**EXERCISE:** Extract the listing below in full, unchanged.

**DATA FOR THIS TASK:**
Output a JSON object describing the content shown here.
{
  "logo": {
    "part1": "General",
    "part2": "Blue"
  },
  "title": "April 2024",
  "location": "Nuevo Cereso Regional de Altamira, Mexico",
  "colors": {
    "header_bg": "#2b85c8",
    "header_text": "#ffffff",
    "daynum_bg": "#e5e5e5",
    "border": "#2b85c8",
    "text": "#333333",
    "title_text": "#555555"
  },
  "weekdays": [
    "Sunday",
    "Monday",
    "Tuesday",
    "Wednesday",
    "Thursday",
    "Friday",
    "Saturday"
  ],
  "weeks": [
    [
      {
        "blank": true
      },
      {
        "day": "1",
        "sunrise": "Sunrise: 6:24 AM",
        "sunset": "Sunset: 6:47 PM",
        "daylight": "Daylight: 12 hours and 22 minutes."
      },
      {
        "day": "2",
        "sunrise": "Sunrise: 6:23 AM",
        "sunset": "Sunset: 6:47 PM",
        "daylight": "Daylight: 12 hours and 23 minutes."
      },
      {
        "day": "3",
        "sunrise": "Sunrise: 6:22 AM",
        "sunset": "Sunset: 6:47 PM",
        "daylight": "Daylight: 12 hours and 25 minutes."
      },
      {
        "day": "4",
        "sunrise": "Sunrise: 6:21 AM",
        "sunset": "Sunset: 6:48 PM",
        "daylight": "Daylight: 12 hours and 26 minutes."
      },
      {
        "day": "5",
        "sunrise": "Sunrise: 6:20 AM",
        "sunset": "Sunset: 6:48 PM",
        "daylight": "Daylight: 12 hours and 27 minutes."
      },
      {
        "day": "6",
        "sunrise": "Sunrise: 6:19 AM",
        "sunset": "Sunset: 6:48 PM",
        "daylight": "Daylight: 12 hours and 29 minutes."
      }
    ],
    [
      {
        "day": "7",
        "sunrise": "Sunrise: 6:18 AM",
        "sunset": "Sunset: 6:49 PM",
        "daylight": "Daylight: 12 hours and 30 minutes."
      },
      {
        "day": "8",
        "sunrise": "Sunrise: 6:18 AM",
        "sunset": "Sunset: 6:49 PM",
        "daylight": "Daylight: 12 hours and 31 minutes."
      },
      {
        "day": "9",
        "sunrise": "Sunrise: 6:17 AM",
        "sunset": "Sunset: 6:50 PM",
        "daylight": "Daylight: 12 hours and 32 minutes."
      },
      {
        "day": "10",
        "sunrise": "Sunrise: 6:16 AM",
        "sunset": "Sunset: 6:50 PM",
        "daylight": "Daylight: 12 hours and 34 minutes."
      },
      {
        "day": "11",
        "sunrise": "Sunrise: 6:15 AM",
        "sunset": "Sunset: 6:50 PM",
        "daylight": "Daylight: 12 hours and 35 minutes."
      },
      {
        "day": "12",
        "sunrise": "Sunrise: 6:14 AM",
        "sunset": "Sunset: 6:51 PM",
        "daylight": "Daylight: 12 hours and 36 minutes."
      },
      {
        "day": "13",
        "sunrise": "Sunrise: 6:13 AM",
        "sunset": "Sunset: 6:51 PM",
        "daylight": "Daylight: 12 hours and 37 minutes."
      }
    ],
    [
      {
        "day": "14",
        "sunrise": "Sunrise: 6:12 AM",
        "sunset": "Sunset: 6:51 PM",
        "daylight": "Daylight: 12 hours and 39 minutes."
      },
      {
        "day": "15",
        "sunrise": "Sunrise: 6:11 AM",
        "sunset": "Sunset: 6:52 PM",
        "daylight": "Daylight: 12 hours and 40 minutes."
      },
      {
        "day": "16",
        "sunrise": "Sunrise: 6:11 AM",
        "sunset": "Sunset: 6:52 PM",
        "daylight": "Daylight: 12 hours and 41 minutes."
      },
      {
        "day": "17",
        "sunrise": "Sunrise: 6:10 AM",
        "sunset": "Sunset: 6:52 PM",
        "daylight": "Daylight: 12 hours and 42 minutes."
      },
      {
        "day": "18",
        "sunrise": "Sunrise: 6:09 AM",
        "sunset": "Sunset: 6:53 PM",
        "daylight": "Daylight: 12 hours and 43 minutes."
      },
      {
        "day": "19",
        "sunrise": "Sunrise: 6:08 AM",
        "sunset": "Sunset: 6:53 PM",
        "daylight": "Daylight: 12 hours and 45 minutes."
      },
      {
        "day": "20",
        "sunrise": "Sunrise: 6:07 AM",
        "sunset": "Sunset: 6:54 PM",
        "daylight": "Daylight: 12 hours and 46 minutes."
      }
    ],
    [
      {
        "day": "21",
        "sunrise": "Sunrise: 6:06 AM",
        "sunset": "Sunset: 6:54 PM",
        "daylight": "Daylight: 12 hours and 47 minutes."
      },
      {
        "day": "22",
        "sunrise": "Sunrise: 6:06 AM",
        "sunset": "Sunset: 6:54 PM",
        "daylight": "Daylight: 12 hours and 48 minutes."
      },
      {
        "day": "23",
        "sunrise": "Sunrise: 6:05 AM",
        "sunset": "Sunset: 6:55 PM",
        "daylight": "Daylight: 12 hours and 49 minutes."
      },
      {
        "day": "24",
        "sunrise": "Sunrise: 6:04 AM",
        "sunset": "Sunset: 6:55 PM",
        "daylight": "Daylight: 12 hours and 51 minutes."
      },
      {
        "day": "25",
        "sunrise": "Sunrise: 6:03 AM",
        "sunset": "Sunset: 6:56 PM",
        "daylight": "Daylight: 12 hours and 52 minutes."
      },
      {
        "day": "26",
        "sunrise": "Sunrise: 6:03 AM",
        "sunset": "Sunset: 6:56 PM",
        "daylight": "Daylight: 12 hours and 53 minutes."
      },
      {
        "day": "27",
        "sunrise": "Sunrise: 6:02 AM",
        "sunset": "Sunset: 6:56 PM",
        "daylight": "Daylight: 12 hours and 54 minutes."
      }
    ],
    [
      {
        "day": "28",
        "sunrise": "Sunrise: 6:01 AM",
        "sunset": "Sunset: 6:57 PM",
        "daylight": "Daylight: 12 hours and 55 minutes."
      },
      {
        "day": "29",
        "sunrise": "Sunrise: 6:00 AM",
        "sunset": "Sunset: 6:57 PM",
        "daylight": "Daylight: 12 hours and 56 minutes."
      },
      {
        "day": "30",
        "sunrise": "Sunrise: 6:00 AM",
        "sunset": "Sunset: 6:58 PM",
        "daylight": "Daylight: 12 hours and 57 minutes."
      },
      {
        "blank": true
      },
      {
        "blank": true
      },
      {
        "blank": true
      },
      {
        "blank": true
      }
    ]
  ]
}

**ANSWER BELOW:**
Output a JSON object describing the content shown here.
{
  "logo": {
    "part1": "General",
    "part2": "Blue"
  },
  "title": "April 2024",
  "location": "Nuevo Cereso Regional de Altamira, Mexico",
  "colors": {
    "header_bg": "#2b85c8",
    "header_text": "#ffffff",
    "daynum_bg": "#e5e5e5",
    "border": "#2b85c8",
    "text": "#333333",
    "title_text": "#555555"
  },
  "weekdays": [
    "Sunday",
    "Monday",
    "Tuesday",
    "Wednesday",
    "Thursday",
    "Friday",
    "Saturday"
  ],
  "weeks": [
    [
      {
        "blank": true
      },
      {
        "day": "1",
        "sunrise": "Sunrise: 6:24 AM",
        "sunset": "Sunset: 6:47 PM",
        "daylight": "Daylight: 12 hours and 22 minutes."
      },
      {
        "day": "2",
        "sunrise": "Sunrise: 6:23 AM",
        "sunset": "Sunset: 6:47 PM",
        "daylight": "Daylight: 12 hours and 23 minutes."
      },
      {
        "day": "3",
        "sunrise": "Sunrise: 6:22 AM",
        "sunset": "Sunset: 6:47 PM",
        "daylight": "Daylight: 12 hours and 25 minutes."
      },
      {
        "day": "4",
        "sunrise": "Sunrise: 6:21 AM",
        "sunset": "Sunset: 6:48 PM",
        "daylight": "Daylight: 12 hours and 26 minutes."
      },
      {
        "day": "5",
        "sunrise": "Sunrise: 6:20 AM",
        "sunset": "Sunset: 6:48 PM",
        "daylight": "Daylight: 12 hours and 27 minutes."
      },
      {
        "day": "6",
        "sunrise": "Sunrise: 6:19 AM",
        "sunset": "Sunset: 6:48 PM",
        "daylight": "Daylight: 12 hours and 29 minutes."
      }
    ],
    [
      {
        "day": "7",
        "sunrise": "Sunrise: 6:18 AM",
        "sunset": "Sunset: 6:49 PM",
        "daylight": "Daylight: 12 hours and 30 minutes."
      },
      {
        "day": "8",
        "sunrise": "Sunrise: 6:18 AM",
        "sunset": "Sunset: 6:49 PM",
        "daylight": "Daylight: 12 hours and 31 minutes."
      },
      {
        "day": "9",
        "sunrise": "Sunrise: 6:17 AM",
        "sunset": "Sunset: 6:50 PM",
        "daylight": "Daylight: 12 hours and 32 minutes."
      },
      {
        "day": "10",
        "sunrise": "Sunrise: 6:16 AM",
        "sunset": "Sunset: 6:50 PM",
        "daylight": "Daylight: 12 hours and 34 minutes."
      },
      {
        "day": "11",
        "sunrise": "Sunrise: 6:15 AM",
        "sunset": "Sunset: 6:50 PM",
        "daylight": "Daylight: 12 hours and 35 minutes."
      },
      {
        "day": "12",
        "sunrise": "Sunrise: 6:14 AM",
        "sunset": "Sunset: 6:51 PM",
        "daylight": "Daylight: 12 hours and 36 minutes."
      },
      {
        "day": "13",
        "sunrise": "Sunrise: 6:13 AM",
        "sunset": "Sunset: 6:51 PM",
        "daylight": "Daylight: 12 hours and 37 minutes."
      }
    ],
    [
      {
        "day": "14",
        "sunrise": "Sunrise: 6:12 AM",
        "sunset": "Sunset: 6:51 PM",
        "daylight": "Daylight: 12 hours and 39 minutes."
      },
      {
        "day": "15",
        "sunrise": "Sunrise: 6:11 AM",
        "sunset": "Sunset: 6:52 PM",
        "daylight": "Daylight: 12 hours and 40 minutes."
      },
      {
        "day": "16",
        "sunrise": "Sunrise: 6:11 AM",
        "sunset": "Sunset: 6:52 PM",
        "daylight": "Daylight: 12 hours and 41 minutes."
      },
      {
        "day": "17",
        "sunrise": "Sunrise: 6:10 AM",
        "sunset": "Sunset: 6:52 PM",
        "daylight": "Daylight: 12 hours and 42 minutes."
      },
      {
        "day": "18",
        "sunrise": "Sunrise: 6:09 AM",
        "sunset": "Sunset: 6:53 PM",
        "daylight": "Daylight: 12 hours and 43 minutes."
      },
      {
        "day": "19",
        "sunrise": "Sunrise: 6:08 AM",
        "sunset": "Sunset: 6:53 PM",
        "daylight": "Daylight: 12 hours and 45 minutes."
      },
      {
        "day": "20",
        "sunrise": "Sunrise: 6:07 AM",
        "sunset": "Sunset: 6:54 PM",
        "daylight": "Daylight: 12 hours and 46 minutes."
      }
    ],
    [
      {
        "day": "21",
        "sunrise": "Sunrise: 6:06 AM",
        "sunset": "Sunset: 6:54 PM",
        "daylight": "Daylight: 12 hours and 47 minutes."
      },
      {
        "day": "22",
        "sunrise": "Sunrise: 6:06 AM",
        "sunset": "Sunset: 6:54 PM",
        "daylight": "Daylight: 12 hours and 48 minutes."
      },
      {
        "day": "23",
        "sunrise": "Sunrise: 6:05 AM",
        "sunset": "Sunset: 6:55 PM",
        "daylight": "Daylight: 12 hours and 49 minutes."
      },
      {
        "day": "24",
        "sunrise": "Sunrise: 6:04 AM",
        "sunset": "Sunset: 6:55 PM",
        "daylight": "Daylight: 12 hours and 51 minutes."
      },
      {
        "day": "25",
        "sunrise": "Sunrise: 6:03 AM",
        "sunset": "Sunset: 6:56 PM",
        "daylight": "Daylight: 12 hours and 52 minutes."
      },
      {
        "day": "26",
        "sunrise": "Sunrise: 6:03 AM",
        "sunset": "Sunset: 6:56 PM",
        "daylight": "Daylight: 12 hours and 53 minutes."
      },
      {
        "day": "27",
        "sunrise": "Sunrise: 6:02 AM",
        "sunset": "Sunset: 6:56 PM",
        "daylight": "Daylight: 12 hours and 54 minutes."
      }
    ],
    [
      {
        "day": "28",
        "sunrise": "Sunrise: 6:01 AM",
        "sunset": "Sunset: 6:57 PM",
        "daylight": "Daylight: 12 hours and 55 minutes."
      },
      {
        "day": "29",
        "sunrise": "Sunrise: 6:00 AM",
        "sunset": "Sunset: 6:57 PM",
        "daylight": "Daylight: 12 hours and 56 minutes."
      },
      {
        "day": "30",
        "sunrise": "Sunrise: 6:00 AM",
        "sunset": "Sunset: 6:58 PM",
        "daylight": "Daylight: 12 hours and 57 minutes."
      },
      {
        "blank": true
      },
      {
        "blank": true
      },
      {
        "blank": true
      },
      {
        "blank": true
      }
    ]
  ]
}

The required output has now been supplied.